EXERCISE DESCRIPTION:
Without the pictures, repeat the listing character for character.

-- RECORD EXCERPTS start --

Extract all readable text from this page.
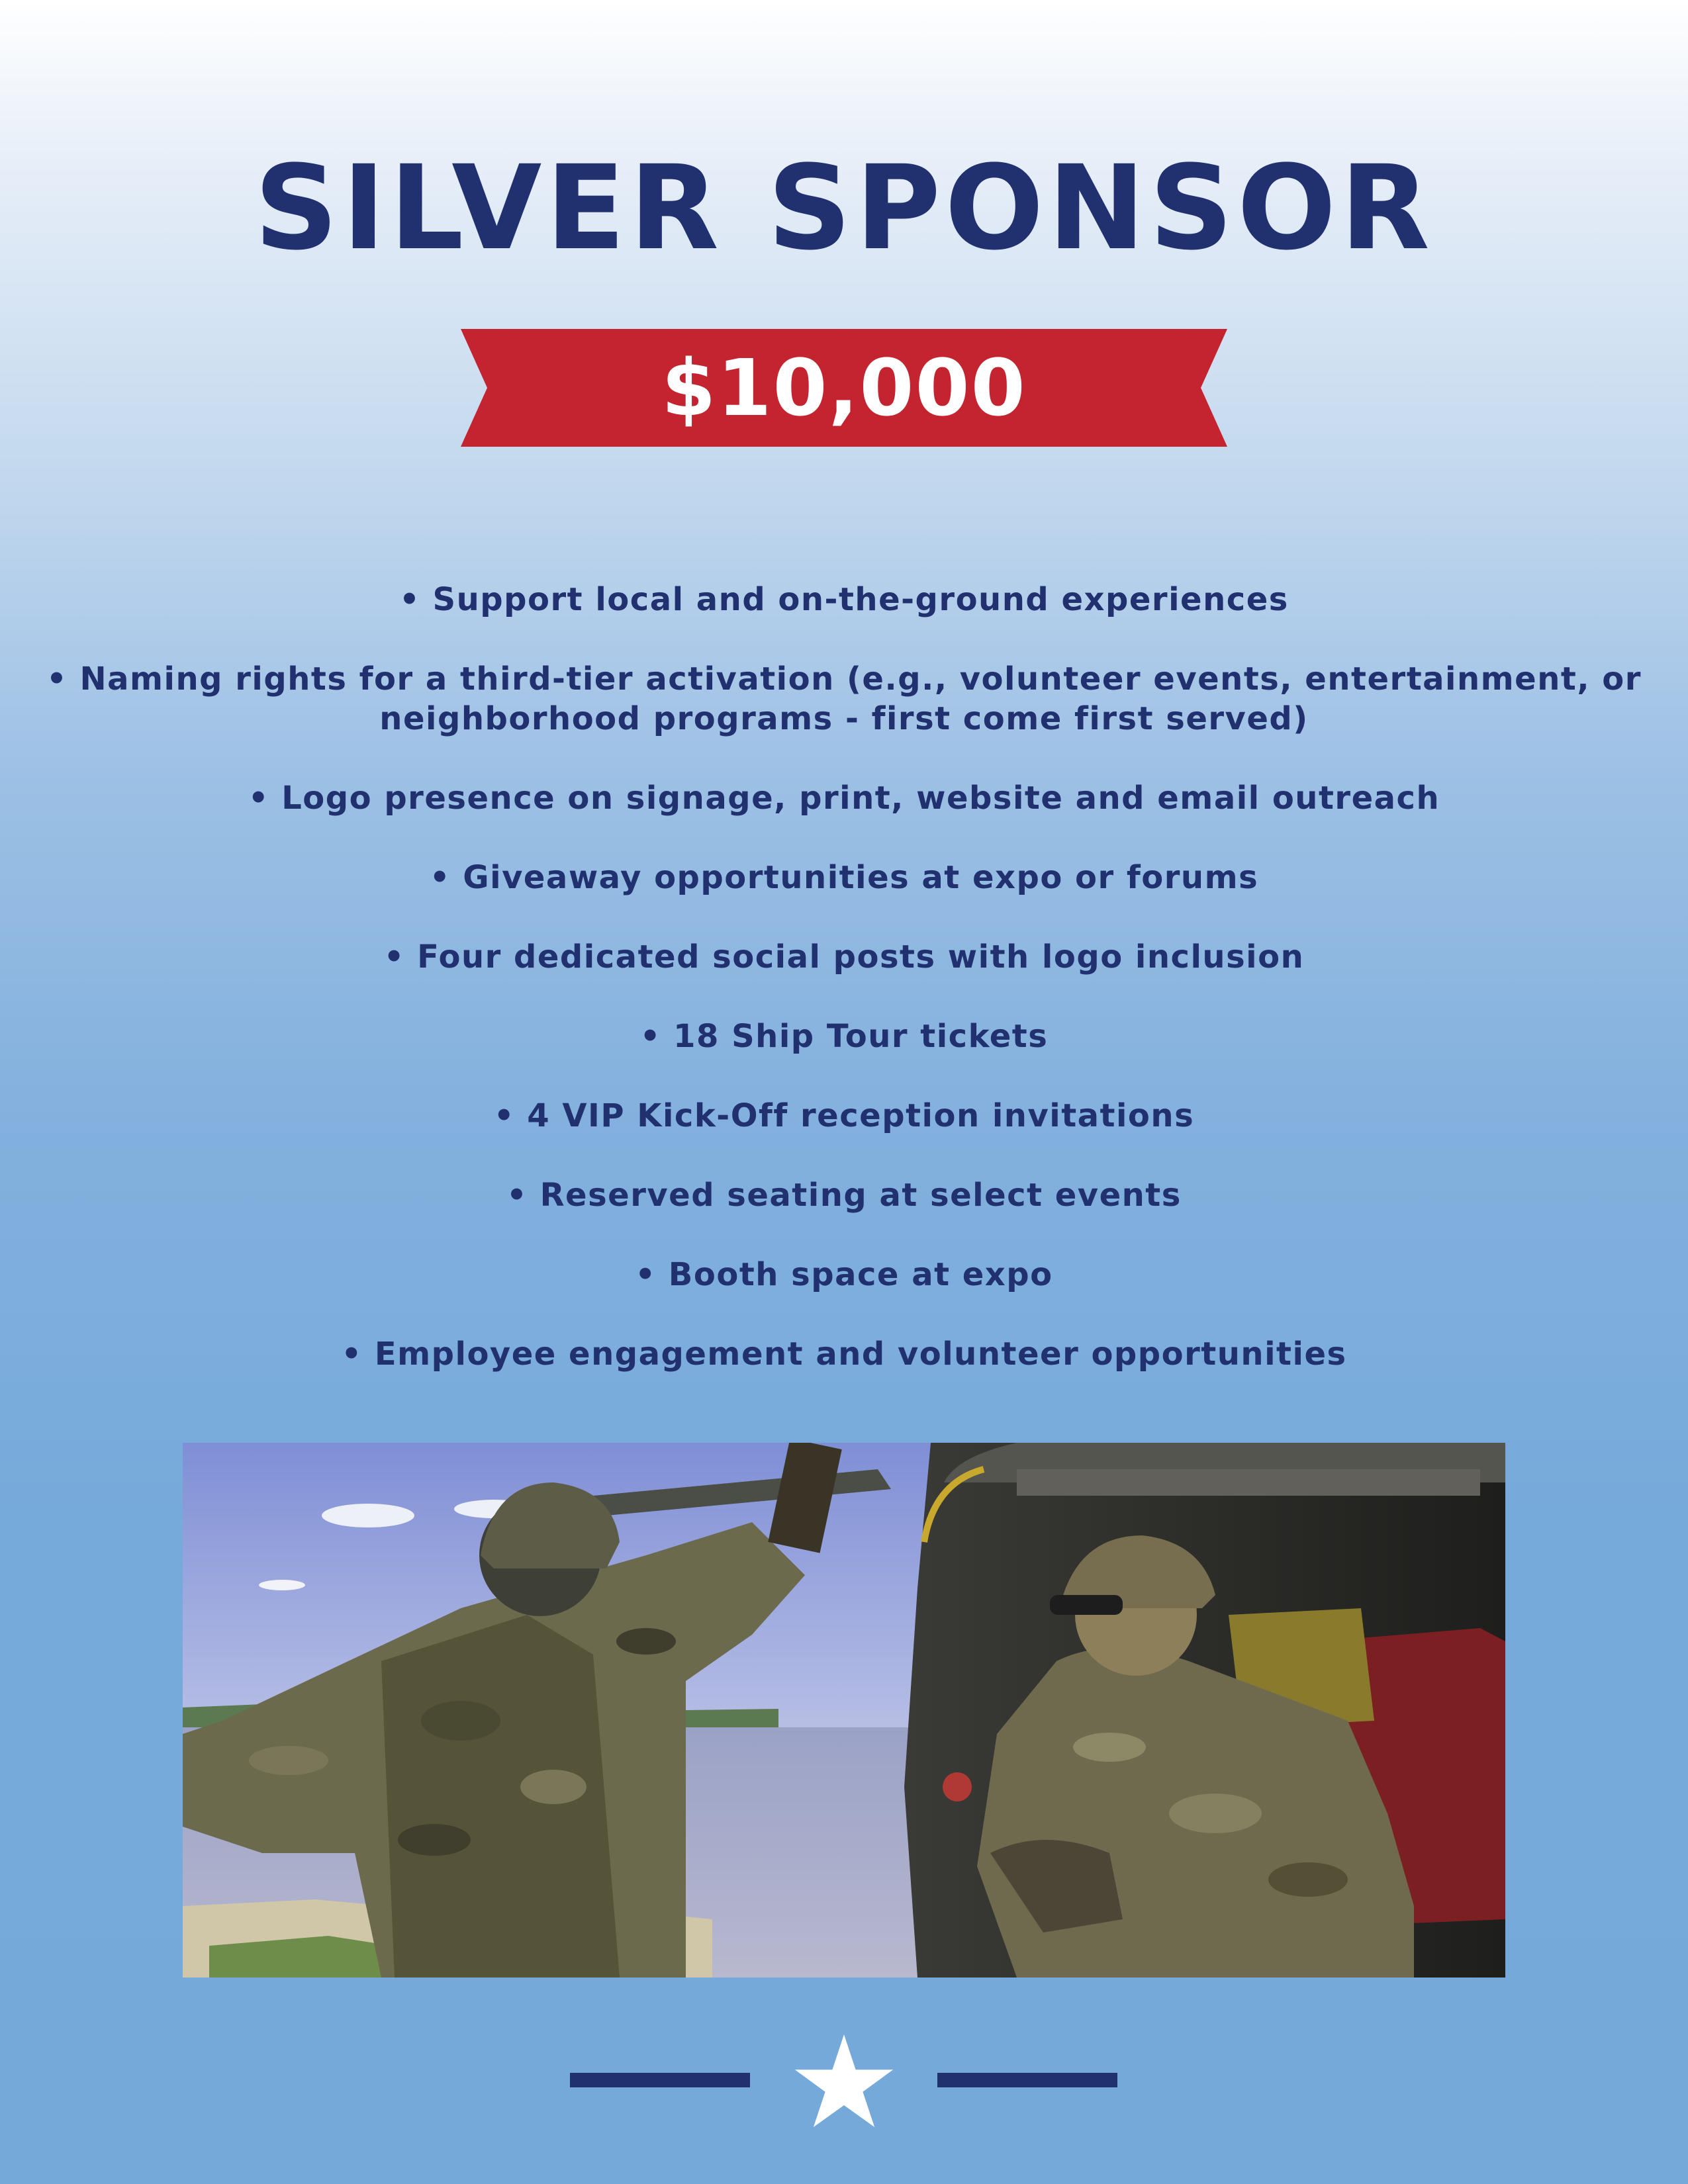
SILVER SPONSOR
$10,000
• Support local and on-the-ground experiences
• Naming rights for a third-tier activation (e.g., volunteer events, entertainment, or neighborhood programs - first come first served)
• Logo presence on signage, print, website and email outreach
• Giveaway opportunities at expo or forums
• Four dedicated social posts with logo inclusion
• 18 Ship Tour tickets
• 4 VIP Kick-Off reception invitations
• Reserved seating at select events
• Booth space at expo
• Employee engagement and volunteer opportunities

-- RECORD EXCERPTS end --

WRITTEN SOLUTION:
Extract all readable text from this page.
SILVER SPONSOR
$10,000
• Support local and on-the-ground experiences
• Naming rights for a third-tier activation (e.g., volunteer events, entertainment, or neighborhood programs - first come first served)
• Logo presence on signage, print, website and email outreach
• Giveaway opportunities at expo or forums
• Four dedicated social posts with logo inclusion
• 18 Ship Tour tickets
• 4 VIP Kick-Off reception invitations
• Reserved seating at select events
• Booth space at expo
• Employee engagement and volunteer opportunities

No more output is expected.